[Data entries]
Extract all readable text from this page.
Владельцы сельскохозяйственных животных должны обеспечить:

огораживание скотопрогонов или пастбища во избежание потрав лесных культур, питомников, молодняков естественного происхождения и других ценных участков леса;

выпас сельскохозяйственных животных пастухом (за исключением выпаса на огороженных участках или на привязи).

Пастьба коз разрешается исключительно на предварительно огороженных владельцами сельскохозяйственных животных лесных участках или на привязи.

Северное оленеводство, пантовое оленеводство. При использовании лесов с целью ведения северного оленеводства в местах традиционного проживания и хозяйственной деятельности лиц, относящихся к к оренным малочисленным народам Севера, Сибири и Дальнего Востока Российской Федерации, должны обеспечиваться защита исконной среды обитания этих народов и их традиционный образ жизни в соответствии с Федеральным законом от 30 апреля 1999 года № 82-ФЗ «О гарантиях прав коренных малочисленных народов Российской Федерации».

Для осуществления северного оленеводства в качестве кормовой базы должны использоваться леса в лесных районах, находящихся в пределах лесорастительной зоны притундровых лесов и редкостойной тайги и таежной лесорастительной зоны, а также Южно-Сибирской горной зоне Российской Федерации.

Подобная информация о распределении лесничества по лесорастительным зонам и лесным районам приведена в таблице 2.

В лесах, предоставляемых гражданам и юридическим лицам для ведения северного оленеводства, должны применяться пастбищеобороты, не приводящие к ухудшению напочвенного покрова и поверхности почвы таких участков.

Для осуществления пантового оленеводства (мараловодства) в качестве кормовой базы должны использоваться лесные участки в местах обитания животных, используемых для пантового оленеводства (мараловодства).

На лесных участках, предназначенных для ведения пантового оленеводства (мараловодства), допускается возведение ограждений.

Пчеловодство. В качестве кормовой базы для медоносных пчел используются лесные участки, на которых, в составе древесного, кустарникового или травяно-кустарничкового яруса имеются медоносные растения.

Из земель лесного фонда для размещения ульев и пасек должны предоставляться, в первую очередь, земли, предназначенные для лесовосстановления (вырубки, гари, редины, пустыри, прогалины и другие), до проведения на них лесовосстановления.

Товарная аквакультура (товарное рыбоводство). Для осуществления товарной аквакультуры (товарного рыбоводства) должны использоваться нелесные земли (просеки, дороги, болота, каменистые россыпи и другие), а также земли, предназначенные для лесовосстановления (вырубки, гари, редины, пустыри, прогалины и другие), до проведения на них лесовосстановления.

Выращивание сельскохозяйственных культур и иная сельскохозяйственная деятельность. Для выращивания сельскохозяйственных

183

**What the task asks**
Extract all of the data shown above without alteration.

**Written answer**
Extract all readable text from this page.
Владельцы сельскохозяйственных животных должны обеспечить:

огораживание скотопрогонов или пастбища во избежание потрав лесных культур, питомников, молодняков естественного происхождения и других ценных участков леса;

выпас сельскохозяйственных животных пастухом (за исключением выпаса на огороженных участках или на привязи).

Пастьба коз разрешается исключительно на предварительно огороженных владельцами сельскохозяйственных животных лесных участках или на привязи.

Северное оленеводство, пантовое оленеводство. При использовании лесов с целью ведения северного оленеводства в местах традиционного проживания и хозяйственной деятельности лиц, относящихся к к оренным малочисленным народам Севера, Сибири и Дальнего Востока Российской Федерации, должны обеспечиваться защита исконной среды обитания этих народов и их традиционный образ жизни в соответствии с Федеральным законом от 30 апреля 1999 года № 82-ФЗ «О гарантиях прав коренных малочисленных народов Российской Федерации».

Для осуществления северного оленеводства в качестве кормовой базы должны использоваться леса в лесных районах, находящихся в пределах лесорастительной зоны притундровых лесов и редкостойной тайги и таежной лесорастительной зоны, а также Южно-Сибирской горной зоне Российской Федерации.

Подобная информация о распределении лесничества по лесорастительным зонам и лесным районам приведена в таблице 2.

В лесах, предоставляемых гражданам и юридическим лицам для ведения северного оленеводства, должны применяться пастбищеобороты, не приводящие к ухудшению напочвенного покрова и поверхности почвы таких участков.

Для осуществления пантового оленеводства (мараловодства) в качестве кормовой базы должны использоваться лесные участки в местах обитания животных, используемых для пантового оленеводства (мараловодства).

На лесных участках, предназначенных для ведения пантового оленеводства (мараловодства), допускается возведение ограждений.

Пчеловодство. В качестве кормовой базы для медоносных пчел используются лесные участки, на которых, в составе древесного, кустарникового или травяно-кустарничкового яруса имеются медоносные растения.

Из земель лесного фонда для размещения ульев и пасек должны предоставляться, в первую очередь, земли, предназначенные для лесовосстановления (вырубки, гари, редины, пустыри, прогалины и другие), до проведения на них лесовосстановления.

Товарная аквакультура (товарное рыбоводство). Для осуществления товарной аквакультуры (товарного рыбоводства) должны использоваться нелесные земли (просеки, дороги, болота, каменистые россыпи и другие), а также земли, предназначенные для лесовосстановления (вырубки, гари, редины, пустыри, прогалины и другие), до проведения на них лесовосстановления.

Выращивание сельскохозяйственных культур и иная сельскохозяйственная деятельность. Для выращивания сельскохозяйственных

183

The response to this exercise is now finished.